Omit the images, then print each record below exactly as it reads.
━━━━━━━━━━━━━━━━━━━━
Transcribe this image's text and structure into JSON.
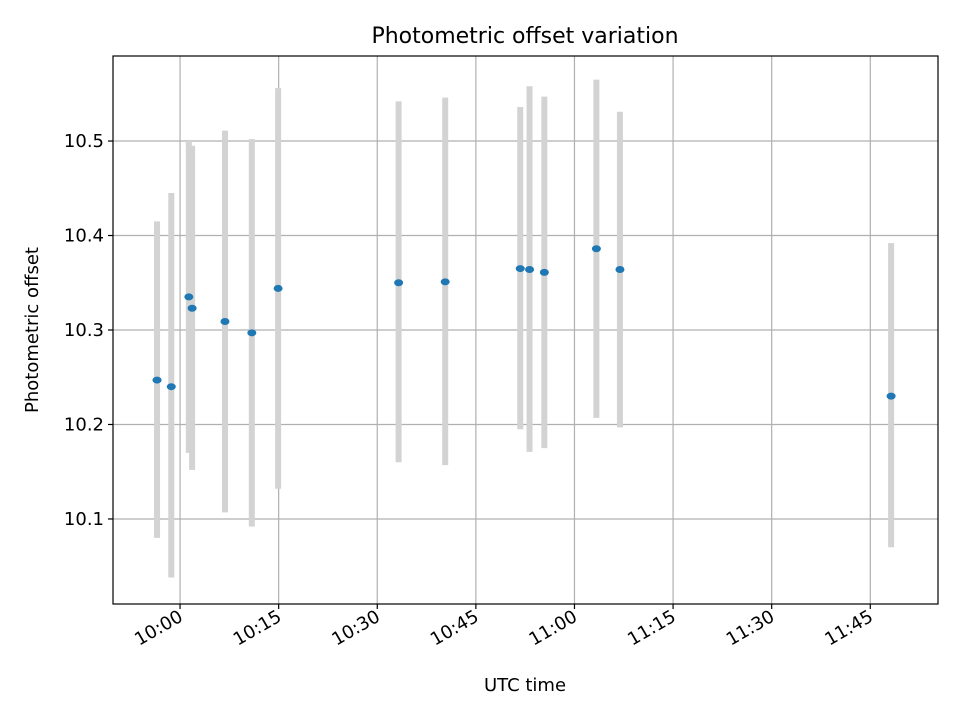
{
  "chart_data": {
    "type": "scatter",
    "title": "Photometric offset variation",
    "xlabel": "UTC time",
    "ylabel": "Photometric offset",
    "x_ticks": [
      "10:00",
      "10:15",
      "10:30",
      "10:45",
      "11:00",
      "11:15",
      "11:30",
      "11:45"
    ],
    "y_ticks": [
      "10.1",
      "10.2",
      "10.3",
      "10.4",
      "10.5"
    ],
    "grid": true,
    "colors": {
      "point": "#1f77b4",
      "errorbar": "#d3d3d3",
      "grid": "#b0b0b0"
    },
    "points": [
      {
        "time": "09:56:30",
        "y": 10.247,
        "ylow": 10.08,
        "yhigh": 10.415
      },
      {
        "time": "09:58:40",
        "y": 10.24,
        "ylow": 10.038,
        "yhigh": 10.445
      },
      {
        "time": "10:01:20",
        "y": 10.335,
        "ylow": 10.17,
        "yhigh": 10.5
      },
      {
        "time": "10:01:50",
        "y": 10.323,
        "ylow": 10.152,
        "yhigh": 10.495
      },
      {
        "time": "10:06:50",
        "y": 10.309,
        "ylow": 10.107,
        "yhigh": 10.511
      },
      {
        "time": "10:10:55",
        "y": 10.297,
        "ylow": 10.092,
        "yhigh": 10.502
      },
      {
        "time": "10:14:55",
        "y": 10.344,
        "ylow": 10.132,
        "yhigh": 10.556
      },
      {
        "time": "10:33:15",
        "y": 10.35,
        "ylow": 10.16,
        "yhigh": 10.542
      },
      {
        "time": "10:40:20",
        "y": 10.351,
        "ylow": 10.157,
        "yhigh": 10.546
      },
      {
        "time": "10:51:45",
        "y": 10.365,
        "ylow": 10.195,
        "yhigh": 10.536
      },
      {
        "time": "10:53:10",
        "y": 10.364,
        "ylow": 10.171,
        "yhigh": 10.558
      },
      {
        "time": "10:55:25",
        "y": 10.361,
        "ylow": 10.175,
        "yhigh": 10.547
      },
      {
        "time": "11:03:20",
        "y": 10.386,
        "ylow": 10.207,
        "yhigh": 10.565
      },
      {
        "time": "11:06:55",
        "y": 10.364,
        "ylow": 10.197,
        "yhigh": 10.531
      },
      {
        "time": "11:48:10",
        "y": 10.23,
        "ylow": 10.07,
        "yhigh": 10.392
      }
    ]
  }
}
━━━━━━━━━━━━━━━━━━━━
### Result below
Transcribe this image's text and structure into JSON.
{
  "chart_data": {
    "type": "scatter",
    "title": "Photometric offset variation",
    "xlabel": "UTC time",
    "ylabel": "Photometric offset",
    "x_ticks": [
      "10:00",
      "10:15",
      "10:30",
      "10:45",
      "11:00",
      "11:15",
      "11:30",
      "11:45"
    ],
    "y_ticks": [
      "10.1",
      "10.2",
      "10.3",
      "10.4",
      "10.5"
    ],
    "grid": true,
    "colors": {
      "point": "#1f77b4",
      "errorbar": "#d3d3d3",
      "grid": "#b0b0b0"
    },
    "points": [
      {
        "time": "09:56:30",
        "y": 10.247,
        "ylow": 10.08,
        "yhigh": 10.415
      },
      {
        "time": "09:58:40",
        "y": 10.24,
        "ylow": 10.038,
        "yhigh": 10.445
      },
      {
        "time": "10:01:20",
        "y": 10.335,
        "ylow": 10.17,
        "yhigh": 10.5
      },
      {
        "time": "10:01:50",
        "y": 10.323,
        "ylow": 10.152,
        "yhigh": 10.495
      },
      {
        "time": "10:06:50",
        "y": 10.309,
        "ylow": 10.107,
        "yhigh": 10.511
      },
      {
        "time": "10:10:55",
        "y": 10.297,
        "ylow": 10.092,
        "yhigh": 10.502
      },
      {
        "time": "10:14:55",
        "y": 10.344,
        "ylow": 10.132,
        "yhigh": 10.556
      },
      {
        "time": "10:33:15",
        "y": 10.35,
        "ylow": 10.16,
        "yhigh": 10.542
      },
      {
        "time": "10:40:20",
        "y": 10.351,
        "ylow": 10.157,
        "yhigh": 10.546
      },
      {
        "time": "10:51:45",
        "y": 10.365,
        "ylow": 10.195,
        "yhigh": 10.536
      },
      {
        "time": "10:53:10",
        "y": 10.364,
        "ylow": 10.171,
        "yhigh": 10.558
      },
      {
        "time": "10:55:25",
        "y": 10.361,
        "ylow": 10.175,
        "yhigh": 10.547
      },
      {
        "time": "11:03:20",
        "y": 10.386,
        "ylow": 10.207,
        "yhigh": 10.565
      },
      {
        "time": "11:06:55",
        "y": 10.364,
        "ylow": 10.197,
        "yhigh": 10.531
      },
      {
        "time": "11:48:10",
        "y": 10.23,
        "ylow": 10.07,
        "yhigh": 10.392
      }
    ]
  }
}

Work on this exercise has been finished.